1. A joint stock company is incorporated under the name of “Société québécoise d’exploration minière”.
Such company may also be designated by the name of “Soquem”.
1965 (1st sess.), c. 36, s. 1; 1977, c. 5, s. 14.
2. The company shall have its corporate seat at or in the immediate vicinity of Québec.
1965 (1st sess.), c. 36, s. 2.
3. The objects of the company are
(a)  mining exploration by all methods;
(b)  prospecting for and the development, mining and processing of mineral substances.
To pursue its objects, the company may, according to law, associate or make agreements with any person or company.
In carrying out its objects, the company must aim to be profitable.
1965 (1st sess.), c. 36, s. 3; 1980, c. 26, s. 1.
4. The authorized capital of the company is $125 000 000. It is divided into 12 500 000 shares of a par value of $10 each.
1965 (1st sess.), c. 36, s. 4; 1971, c. 36, s. 1; 1973, c. 20, s. 1; 1977, c. 33, s. 1; 1980, c. 26, s. 1.
5. The shares of the company are part of the public domain of Québec.
The Minister of Finance has the exercise of the rights attached to the shares.
1965 (1st sess.), c. 36, s. 5; 1980, c. 26, s. 1.
6. The Minister of Finance shall pay to the company, out of the consolidated revenue fund, each year for a period of ten years, a sum of $1 500 000 for 150,000 fully paid-up shares of its capital stock for which a certificate shall be issued to him in return for such payment.
In addition, the Minister of Finance shall also pay to the company out of the consolidated revenue fund, during the calendar year 1971 and each of the four subsequent calendar years, a sum of $1 250 000 for 125,000 fully paid-up shares of its capital stock for which a certificate shall be issued to him in return for such payments.
1965 (1st sess.), c. 36, s. 6; 1971, c. 36, s. 2.
7. The Minister of Finance shall pay to the company, out of the consolidated revenue fund, in addition to the sums provided for in section 6, during the 1973 calendar year, an amount of $450 000 for 45,000 fully paid-up shares of its capital stock and, during each of the 1974 and 1975 calendar years, an amount of $650 000 for 65,000 similar shares.

- _RECORDS FOR PROCESSING_
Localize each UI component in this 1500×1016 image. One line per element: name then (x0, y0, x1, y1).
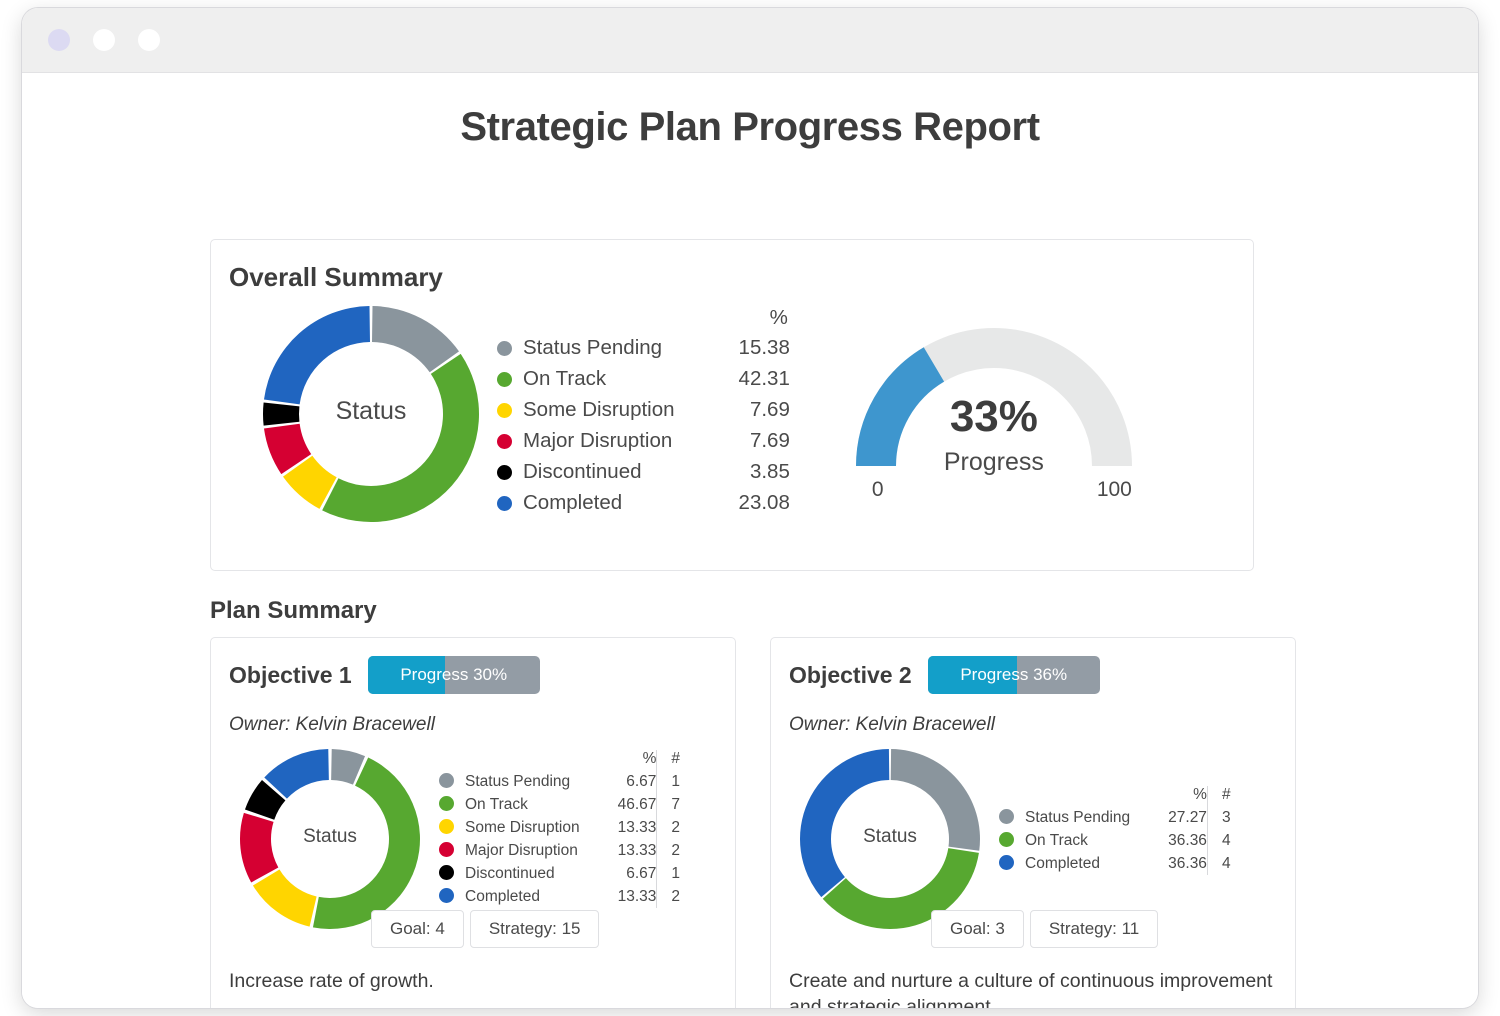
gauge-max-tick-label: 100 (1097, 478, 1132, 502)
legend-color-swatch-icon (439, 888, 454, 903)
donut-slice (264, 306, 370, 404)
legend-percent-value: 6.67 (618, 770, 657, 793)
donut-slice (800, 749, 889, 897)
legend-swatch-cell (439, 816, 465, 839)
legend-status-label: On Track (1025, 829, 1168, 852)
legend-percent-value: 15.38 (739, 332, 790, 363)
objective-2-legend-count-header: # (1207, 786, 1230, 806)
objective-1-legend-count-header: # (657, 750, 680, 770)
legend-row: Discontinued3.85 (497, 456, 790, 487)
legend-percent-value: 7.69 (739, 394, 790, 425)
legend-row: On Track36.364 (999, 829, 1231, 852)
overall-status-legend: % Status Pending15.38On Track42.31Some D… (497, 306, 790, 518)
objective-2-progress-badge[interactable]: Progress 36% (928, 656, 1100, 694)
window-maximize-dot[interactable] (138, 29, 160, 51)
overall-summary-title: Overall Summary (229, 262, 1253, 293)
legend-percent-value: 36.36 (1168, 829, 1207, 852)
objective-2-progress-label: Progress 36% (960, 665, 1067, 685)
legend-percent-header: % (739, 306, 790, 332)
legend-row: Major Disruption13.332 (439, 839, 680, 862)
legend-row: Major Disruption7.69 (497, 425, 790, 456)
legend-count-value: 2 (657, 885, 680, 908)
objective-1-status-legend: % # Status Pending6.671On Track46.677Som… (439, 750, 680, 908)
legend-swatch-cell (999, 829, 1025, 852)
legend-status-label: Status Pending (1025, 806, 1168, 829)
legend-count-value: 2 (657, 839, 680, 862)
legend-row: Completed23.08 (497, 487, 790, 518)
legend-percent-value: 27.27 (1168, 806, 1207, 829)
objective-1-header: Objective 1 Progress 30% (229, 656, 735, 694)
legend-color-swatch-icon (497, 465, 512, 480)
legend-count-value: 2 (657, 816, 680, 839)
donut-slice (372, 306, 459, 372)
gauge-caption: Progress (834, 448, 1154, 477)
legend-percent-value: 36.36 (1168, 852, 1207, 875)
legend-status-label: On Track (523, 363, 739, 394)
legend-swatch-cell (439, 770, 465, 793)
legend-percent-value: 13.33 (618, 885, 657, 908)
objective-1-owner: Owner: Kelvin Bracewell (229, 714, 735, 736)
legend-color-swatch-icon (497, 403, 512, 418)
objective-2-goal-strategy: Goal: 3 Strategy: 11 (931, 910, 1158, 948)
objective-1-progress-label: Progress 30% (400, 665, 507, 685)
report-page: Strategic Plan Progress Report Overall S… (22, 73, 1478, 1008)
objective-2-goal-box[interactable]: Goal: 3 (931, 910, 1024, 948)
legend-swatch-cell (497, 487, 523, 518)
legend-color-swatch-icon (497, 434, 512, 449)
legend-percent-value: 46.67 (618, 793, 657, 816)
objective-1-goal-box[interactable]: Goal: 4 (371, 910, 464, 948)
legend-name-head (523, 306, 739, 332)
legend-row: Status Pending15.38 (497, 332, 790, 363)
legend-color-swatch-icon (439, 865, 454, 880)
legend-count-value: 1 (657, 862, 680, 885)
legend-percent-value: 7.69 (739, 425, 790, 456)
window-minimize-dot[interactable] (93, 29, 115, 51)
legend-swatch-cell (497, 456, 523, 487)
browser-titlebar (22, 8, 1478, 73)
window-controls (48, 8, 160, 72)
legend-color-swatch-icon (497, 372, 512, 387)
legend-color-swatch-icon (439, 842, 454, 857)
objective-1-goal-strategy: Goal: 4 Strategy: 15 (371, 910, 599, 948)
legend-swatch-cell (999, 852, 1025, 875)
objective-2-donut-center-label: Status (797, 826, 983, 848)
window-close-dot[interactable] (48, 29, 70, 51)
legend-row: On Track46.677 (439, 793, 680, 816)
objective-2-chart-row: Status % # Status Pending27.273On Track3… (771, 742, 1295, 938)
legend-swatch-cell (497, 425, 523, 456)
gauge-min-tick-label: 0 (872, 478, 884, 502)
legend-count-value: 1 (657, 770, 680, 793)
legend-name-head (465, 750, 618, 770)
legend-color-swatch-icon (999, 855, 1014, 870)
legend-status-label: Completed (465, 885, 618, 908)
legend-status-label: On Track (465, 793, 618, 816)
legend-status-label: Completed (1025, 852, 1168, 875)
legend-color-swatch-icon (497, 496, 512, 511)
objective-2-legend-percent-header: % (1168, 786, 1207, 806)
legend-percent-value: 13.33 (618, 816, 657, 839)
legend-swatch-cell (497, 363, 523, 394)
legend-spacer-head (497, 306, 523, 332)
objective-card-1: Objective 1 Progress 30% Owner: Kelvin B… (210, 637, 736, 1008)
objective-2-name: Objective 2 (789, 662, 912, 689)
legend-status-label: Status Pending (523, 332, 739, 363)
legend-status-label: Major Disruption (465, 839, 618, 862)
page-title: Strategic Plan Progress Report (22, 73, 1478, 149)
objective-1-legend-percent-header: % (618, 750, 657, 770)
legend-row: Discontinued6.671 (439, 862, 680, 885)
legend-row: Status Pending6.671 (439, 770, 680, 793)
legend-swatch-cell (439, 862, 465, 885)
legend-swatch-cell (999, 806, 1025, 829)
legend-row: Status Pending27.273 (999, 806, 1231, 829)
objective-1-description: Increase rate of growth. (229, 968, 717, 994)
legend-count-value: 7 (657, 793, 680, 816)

- _PROBLEMS TO WORK ON_
**a)** Transcribe the stretch of the statute excerpt from "Such company may" through "3; 1980, c. 26, s. 1.".
**b)** Restate word for word the stretch of the records from the line containing "gauge-max-tick-label: 100 (1097, 478, 1132, 502)" through the line containing "legend-swatch-cell (439, 816, 465, 839)".

- _OUTPUTS IN ORDER_
**a)**
Such company may also be designated by the name of “Soquem”.
1965 (1st sess.), c. 36, s. 1; 1977, c. 5, s. 14.
2. The company shall have its corporate seat at or in the immediate vicinity of Québec.
1965 (1st sess.), c. 36, s. 2.
3. The objects of the company are
(a)  mining exploration by all methods;
(b)  prospecting for and the development, mining and processing of mineral substances.
To pursue its objects, the company may, according to law, associate or make agreements with any person or company.
In carrying out its objects, the company must aim to be profitable.
1965 (1st sess.), c. 36, s. 3; 1980, c. 26, s. 1.

**b)**
gauge-max-tick-label: 100 (1097, 478, 1132, 502)
legend-color-swatch-icon (439, 888, 454, 903)
donut-slice (264, 306, 370, 404)
legend-percent-value: 6.67 (618, 770, 657, 793)
donut-slice (800, 749, 889, 897)
legend-swatch-cell (439, 816, 465, 839)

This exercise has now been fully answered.